[Given problem] Search the listing below for the word "Shell" and copy each line that holds it.

[Entries provided]
□ □ □

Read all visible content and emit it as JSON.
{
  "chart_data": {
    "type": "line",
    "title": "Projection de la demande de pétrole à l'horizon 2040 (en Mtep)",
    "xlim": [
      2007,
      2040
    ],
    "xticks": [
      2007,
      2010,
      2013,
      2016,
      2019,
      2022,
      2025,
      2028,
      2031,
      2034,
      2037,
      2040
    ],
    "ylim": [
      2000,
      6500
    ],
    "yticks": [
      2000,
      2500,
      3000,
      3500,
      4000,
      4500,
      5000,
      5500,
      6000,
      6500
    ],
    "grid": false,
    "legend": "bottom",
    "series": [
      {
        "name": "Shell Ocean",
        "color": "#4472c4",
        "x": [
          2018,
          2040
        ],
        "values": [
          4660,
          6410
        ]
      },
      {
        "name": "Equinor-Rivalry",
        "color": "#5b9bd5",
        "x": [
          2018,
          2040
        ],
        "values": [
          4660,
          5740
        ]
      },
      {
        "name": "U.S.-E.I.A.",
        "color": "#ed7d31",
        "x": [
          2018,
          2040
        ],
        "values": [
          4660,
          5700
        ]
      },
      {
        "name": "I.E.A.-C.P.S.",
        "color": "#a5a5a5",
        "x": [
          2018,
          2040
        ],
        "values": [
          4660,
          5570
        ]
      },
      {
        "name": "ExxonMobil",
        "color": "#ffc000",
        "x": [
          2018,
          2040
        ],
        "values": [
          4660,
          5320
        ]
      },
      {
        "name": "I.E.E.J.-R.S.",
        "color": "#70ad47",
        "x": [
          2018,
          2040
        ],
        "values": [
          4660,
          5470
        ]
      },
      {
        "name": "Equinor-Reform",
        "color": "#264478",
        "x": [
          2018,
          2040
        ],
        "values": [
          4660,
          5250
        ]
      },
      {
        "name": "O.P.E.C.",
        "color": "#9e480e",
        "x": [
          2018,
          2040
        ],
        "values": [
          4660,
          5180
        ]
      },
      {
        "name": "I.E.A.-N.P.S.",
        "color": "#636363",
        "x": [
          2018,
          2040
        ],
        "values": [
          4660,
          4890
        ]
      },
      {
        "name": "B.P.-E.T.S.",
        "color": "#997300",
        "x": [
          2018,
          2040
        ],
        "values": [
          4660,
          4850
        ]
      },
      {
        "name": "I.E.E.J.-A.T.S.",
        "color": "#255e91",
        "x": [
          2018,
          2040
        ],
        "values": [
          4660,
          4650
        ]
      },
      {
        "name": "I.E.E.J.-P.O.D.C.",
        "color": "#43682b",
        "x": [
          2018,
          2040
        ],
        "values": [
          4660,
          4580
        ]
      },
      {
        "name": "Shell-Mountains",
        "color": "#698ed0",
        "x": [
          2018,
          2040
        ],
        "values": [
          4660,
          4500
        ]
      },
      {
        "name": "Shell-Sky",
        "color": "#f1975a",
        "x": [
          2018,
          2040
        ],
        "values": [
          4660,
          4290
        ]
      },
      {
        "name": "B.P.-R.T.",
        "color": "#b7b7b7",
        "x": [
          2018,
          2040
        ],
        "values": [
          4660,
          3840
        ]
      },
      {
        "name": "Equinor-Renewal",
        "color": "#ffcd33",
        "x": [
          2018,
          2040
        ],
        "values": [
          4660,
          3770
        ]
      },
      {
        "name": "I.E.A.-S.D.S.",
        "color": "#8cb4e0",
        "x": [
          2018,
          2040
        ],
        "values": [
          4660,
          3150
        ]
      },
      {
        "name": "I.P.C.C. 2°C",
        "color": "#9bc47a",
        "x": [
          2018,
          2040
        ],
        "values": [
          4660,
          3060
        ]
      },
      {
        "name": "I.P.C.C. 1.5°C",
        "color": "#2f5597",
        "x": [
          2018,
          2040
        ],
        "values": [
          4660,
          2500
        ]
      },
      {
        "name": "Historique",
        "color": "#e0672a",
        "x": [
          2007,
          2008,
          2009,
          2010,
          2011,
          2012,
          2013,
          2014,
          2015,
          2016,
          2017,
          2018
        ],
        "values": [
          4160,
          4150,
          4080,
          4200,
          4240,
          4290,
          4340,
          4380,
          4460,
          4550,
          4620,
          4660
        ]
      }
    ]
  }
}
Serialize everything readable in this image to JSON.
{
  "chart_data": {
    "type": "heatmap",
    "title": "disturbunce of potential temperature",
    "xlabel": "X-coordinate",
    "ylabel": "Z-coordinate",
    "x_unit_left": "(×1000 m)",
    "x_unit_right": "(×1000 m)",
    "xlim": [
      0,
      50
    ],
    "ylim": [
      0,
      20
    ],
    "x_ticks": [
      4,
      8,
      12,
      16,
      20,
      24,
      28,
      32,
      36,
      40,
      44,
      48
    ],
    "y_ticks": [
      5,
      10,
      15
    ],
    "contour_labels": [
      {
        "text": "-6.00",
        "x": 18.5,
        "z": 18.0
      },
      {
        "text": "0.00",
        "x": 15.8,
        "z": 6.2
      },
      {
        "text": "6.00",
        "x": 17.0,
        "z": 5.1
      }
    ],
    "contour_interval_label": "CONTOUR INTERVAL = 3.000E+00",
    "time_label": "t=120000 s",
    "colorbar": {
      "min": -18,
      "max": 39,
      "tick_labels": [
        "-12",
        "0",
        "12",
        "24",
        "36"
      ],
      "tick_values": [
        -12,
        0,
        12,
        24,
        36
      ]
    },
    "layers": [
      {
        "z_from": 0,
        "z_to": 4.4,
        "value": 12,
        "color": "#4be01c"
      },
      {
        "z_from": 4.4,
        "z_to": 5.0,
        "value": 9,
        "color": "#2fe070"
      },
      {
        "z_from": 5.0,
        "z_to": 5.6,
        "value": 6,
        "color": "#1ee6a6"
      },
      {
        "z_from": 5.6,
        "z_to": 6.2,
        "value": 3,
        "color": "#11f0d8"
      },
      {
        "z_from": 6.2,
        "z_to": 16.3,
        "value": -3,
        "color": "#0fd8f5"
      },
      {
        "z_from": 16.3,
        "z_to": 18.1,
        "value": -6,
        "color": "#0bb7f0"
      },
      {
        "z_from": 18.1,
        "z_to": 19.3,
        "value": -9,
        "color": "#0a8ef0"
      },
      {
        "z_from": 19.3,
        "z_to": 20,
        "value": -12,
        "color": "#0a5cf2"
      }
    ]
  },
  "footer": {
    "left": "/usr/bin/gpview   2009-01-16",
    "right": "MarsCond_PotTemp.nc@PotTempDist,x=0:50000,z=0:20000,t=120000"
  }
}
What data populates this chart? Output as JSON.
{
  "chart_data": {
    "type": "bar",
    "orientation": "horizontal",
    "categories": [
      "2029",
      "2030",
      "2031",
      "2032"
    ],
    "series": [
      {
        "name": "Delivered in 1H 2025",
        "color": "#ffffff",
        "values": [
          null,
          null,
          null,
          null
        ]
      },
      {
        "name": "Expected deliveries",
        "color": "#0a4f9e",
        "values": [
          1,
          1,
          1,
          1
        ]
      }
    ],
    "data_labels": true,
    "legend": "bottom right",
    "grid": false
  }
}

□ □ □

[Worked solution]
        "name": "Shell Ocean",
        "name": "Shell-Mountains",
        "name": "Shell-Sky",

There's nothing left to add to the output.